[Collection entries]
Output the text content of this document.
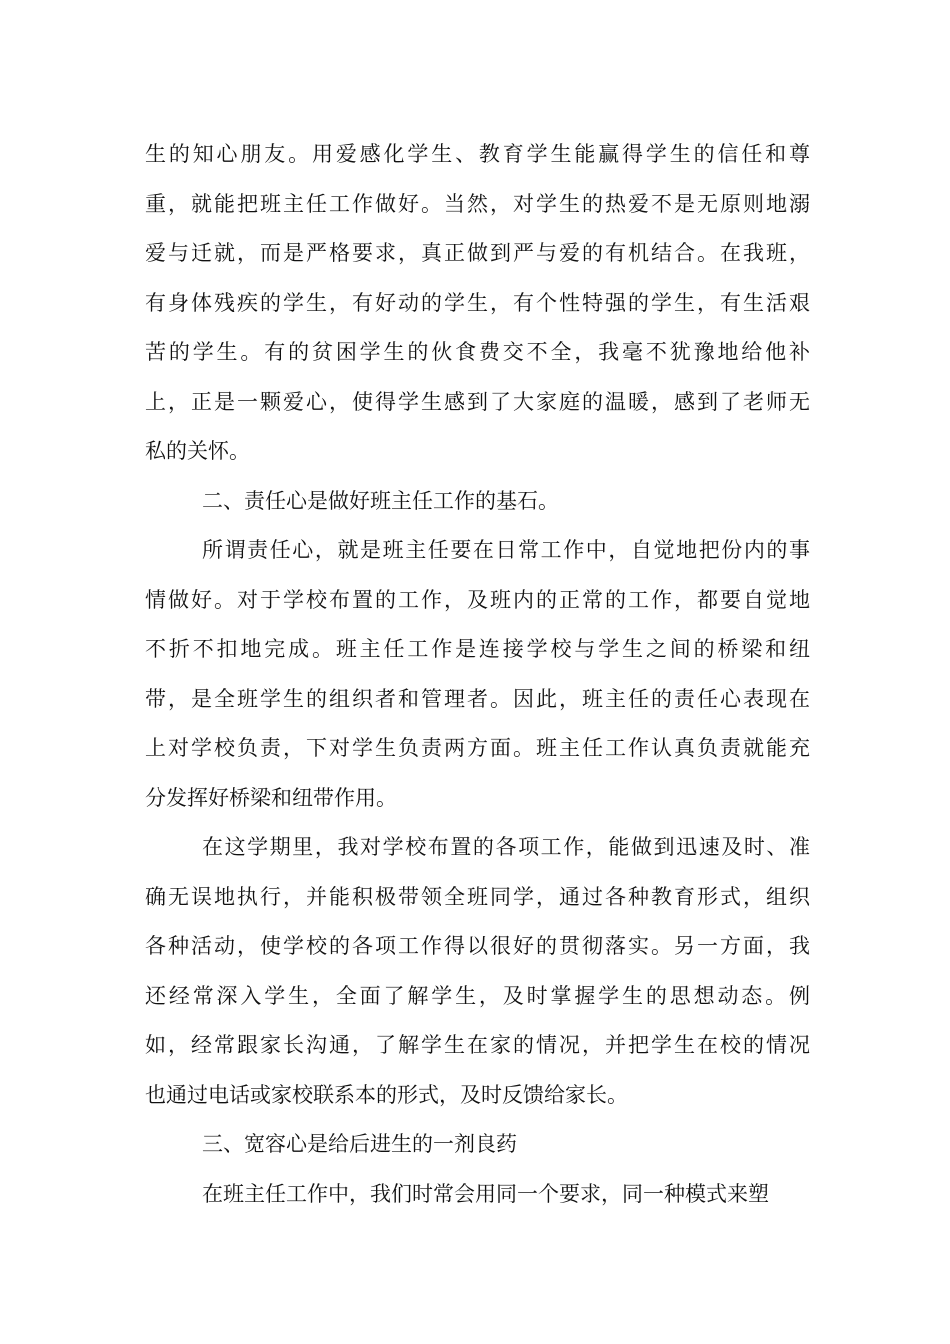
生的知心朋友。用爱感化学生、教育学生能赢得学生的信任和尊
重，就能把班主任工作做好。当然，对学生的热爱不是无原则地溺
爱与迁就，而是严格要求，真正做到严与爱的有机结合。在我班，
有身体残疾的学生，有好动的学生，有个性特强的学生，有生活艰
苦的学生。有的贫困学生的伙食费交不全，我毫不犹豫地给他补
上，正是一颗爱心，使得学生感到了大家庭的温暖，感到了老师无
私的关怀。
二、责任心是做好班主任工作的基石。
所谓责任心，就是班主任要在日常工作中，自觉地把份内的事
情做好。对于学校布置的工作，及班内的正常的工作，都要自觉地
不折不扣地完成。班主任工作是连接学校与学生之间的桥梁和纽
带，是全班学生的组织者和管理者。因此，班主任的责任心表现在
上对学校负责，下对学生负责两方面。班主任工作认真负责就能充
分发挥好桥梁和纽带作用。
在这学期里，我对学校布置的各项工作，能做到迅速及时、准
确无误地执行，并能积极带领全班同学，通过各种教育形式，组织
各种活动，使学校的各项工作得以很好的贯彻落实。另一方面，我
还经常深入学生，全面了解学生，及时掌握学生的思想动态。例
如，经常跟家长沟通，了解学生在家的情况，并把学生在校的情况
也通过电话或家校联系本的形式，及时反馈给家长。
三、宽容心是给后进生的一剂良药
在班主任工作中，我们时常会用同一个要求，同一种模式来塑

Work to do – Your task is to set down the records shown above exactly, minus any pictures.

Exercise answer –
Output the text content of this document.
生的知心朋友。用爱感化学生、教育学生能赢得学生的信任和尊
重，就能把班主任工作做好。当然，对学生的热爱不是无原则地溺
爱与迁就，而是严格要求，真正做到严与爱的有机结合。在我班，
有身体残疾的学生，有好动的学生，有个性特强的学生，有生活艰
苦的学生。有的贫困学生的伙食费交不全，我毫不犹豫地给他补
上，正是一颗爱心，使得学生感到了大家庭的温暖，感到了老师无
私的关怀。
二、责任心是做好班主任工作的基石。
所谓责任心，就是班主任要在日常工作中，自觉地把份内的事
情做好。对于学校布置的工作，及班内的正常的工作，都要自觉地
不折不扣地完成。班主任工作是连接学校与学生之间的桥梁和纽
带，是全班学生的组织者和管理者。因此，班主任的责任心表现在
上对学校负责，下对学生负责两方面。班主任工作认真负责就能充
分发挥好桥梁和纽带作用。
在这学期里，我对学校布置的各项工作，能做到迅速及时、准
确无误地执行，并能积极带领全班同学，通过各种教育形式，组织
各种活动，使学校的各项工作得以很好的贯彻落实。另一方面，我
还经常深入学生，全面了解学生，及时掌握学生的思想动态。例
如，经常跟家长沟通，了解学生在家的情况，并把学生在校的情况
也通过电话或家校联系本的形式，及时反馈给家长。
三、宽容心是给后进生的一剂良药
在班主任工作中，我们时常会用同一个要求，同一种模式来塑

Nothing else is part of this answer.